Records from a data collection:
===

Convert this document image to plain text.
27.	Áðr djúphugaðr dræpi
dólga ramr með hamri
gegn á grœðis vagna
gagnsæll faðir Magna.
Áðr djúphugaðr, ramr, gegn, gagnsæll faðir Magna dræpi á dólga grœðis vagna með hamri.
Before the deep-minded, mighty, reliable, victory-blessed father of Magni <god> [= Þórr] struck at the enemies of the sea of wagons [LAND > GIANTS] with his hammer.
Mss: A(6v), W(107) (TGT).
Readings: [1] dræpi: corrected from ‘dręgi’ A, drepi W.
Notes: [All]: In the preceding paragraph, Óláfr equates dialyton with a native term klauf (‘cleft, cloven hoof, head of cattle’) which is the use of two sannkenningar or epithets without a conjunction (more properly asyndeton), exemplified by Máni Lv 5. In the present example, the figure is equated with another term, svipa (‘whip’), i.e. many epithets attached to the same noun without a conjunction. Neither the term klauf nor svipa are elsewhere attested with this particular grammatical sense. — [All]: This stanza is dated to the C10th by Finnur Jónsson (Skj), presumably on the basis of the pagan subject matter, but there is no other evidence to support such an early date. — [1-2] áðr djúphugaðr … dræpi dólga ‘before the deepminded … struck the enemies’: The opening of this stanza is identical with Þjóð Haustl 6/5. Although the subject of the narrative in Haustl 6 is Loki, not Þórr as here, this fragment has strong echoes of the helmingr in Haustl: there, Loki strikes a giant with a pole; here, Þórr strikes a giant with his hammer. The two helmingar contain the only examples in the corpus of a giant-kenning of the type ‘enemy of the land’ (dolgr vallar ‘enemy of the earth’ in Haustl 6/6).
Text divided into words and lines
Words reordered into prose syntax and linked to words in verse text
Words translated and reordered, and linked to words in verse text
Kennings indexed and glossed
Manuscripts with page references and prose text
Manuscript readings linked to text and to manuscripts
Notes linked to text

===

* _Directions_
Check each line above for the word "gegn", and copy the lines where it appears.

* _Result of this task_
gegn á grœðis vagna
Áðr djúphugaðr, ramr, gegn, gagnsæll faðir Magna dræpi á dólga grœðis vagna með hamri.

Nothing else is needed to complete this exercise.